> [Stated goal]
Each record must be reproduced exactly as it is shown.

(Extracted records)
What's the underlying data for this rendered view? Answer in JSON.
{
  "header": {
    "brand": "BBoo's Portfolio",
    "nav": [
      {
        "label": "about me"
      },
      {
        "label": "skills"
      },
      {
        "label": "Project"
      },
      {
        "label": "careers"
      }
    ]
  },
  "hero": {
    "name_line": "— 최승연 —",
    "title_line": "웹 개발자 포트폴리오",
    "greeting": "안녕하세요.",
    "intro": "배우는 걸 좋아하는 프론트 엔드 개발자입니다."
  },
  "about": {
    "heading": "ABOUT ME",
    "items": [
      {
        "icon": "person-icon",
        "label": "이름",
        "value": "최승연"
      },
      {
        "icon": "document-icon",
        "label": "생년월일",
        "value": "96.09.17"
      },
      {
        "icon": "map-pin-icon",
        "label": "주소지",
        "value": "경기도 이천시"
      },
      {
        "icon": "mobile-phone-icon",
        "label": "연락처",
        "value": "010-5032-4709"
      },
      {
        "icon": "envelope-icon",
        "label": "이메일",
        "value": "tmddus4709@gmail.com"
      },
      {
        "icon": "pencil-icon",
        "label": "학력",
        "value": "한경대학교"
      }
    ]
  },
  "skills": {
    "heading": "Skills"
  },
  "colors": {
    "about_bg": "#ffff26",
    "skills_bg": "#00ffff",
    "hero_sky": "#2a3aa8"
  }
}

> [Exercise output]
What's the underlying data for this rendered view? Answer in JSON.
{
  "header": {
    "brand": "BBoo's Portfolio",
    "nav": [
      {
        "label": "about me"
      },
      {
        "label": "skills"
      },
      {
        "label": "Project"
      },
      {
        "label": "careers"
      }
    ]
  },
  "hero": {
    "name_line": "— 최승연 —",
    "title_line": "웹 개발자 포트폴리오",
    "greeting": "안녕하세요.",
    "intro": "배우는 걸 좋아하는 프론트 엔드 개발자입니다."
  },
  "about": {
    "heading": "ABOUT ME",
    "items": [
      {
        "icon": "person-icon",
        "label": "이름",
        "value": "최승연"
      },
      {
        "icon": "document-icon",
        "label": "생년월일",
        "value": "96.09.17"
      },
      {
        "icon": "map-pin-icon",
        "label": "주소지",
        "value": "경기도 이천시"
      },
      {
        "icon": "mobile-phone-icon",
        "label": "연락처",
        "value": "010-5032-4709"
      },
      {
        "icon": "envelope-icon",
        "label": "이메일",
        "value": "tmddus4709@gmail.com"
      },
      {
        "icon": "pencil-icon",
        "label": "학력",
        "value": "한경대학교"
      }
    ]
  },
  "skills": {
    "heading": "Skills"
  },
  "colors": {
    "about_bg": "#ffff26",
    "skills_bg": "#00ffff",
    "hero_sky": "#2a3aa8"
  }
}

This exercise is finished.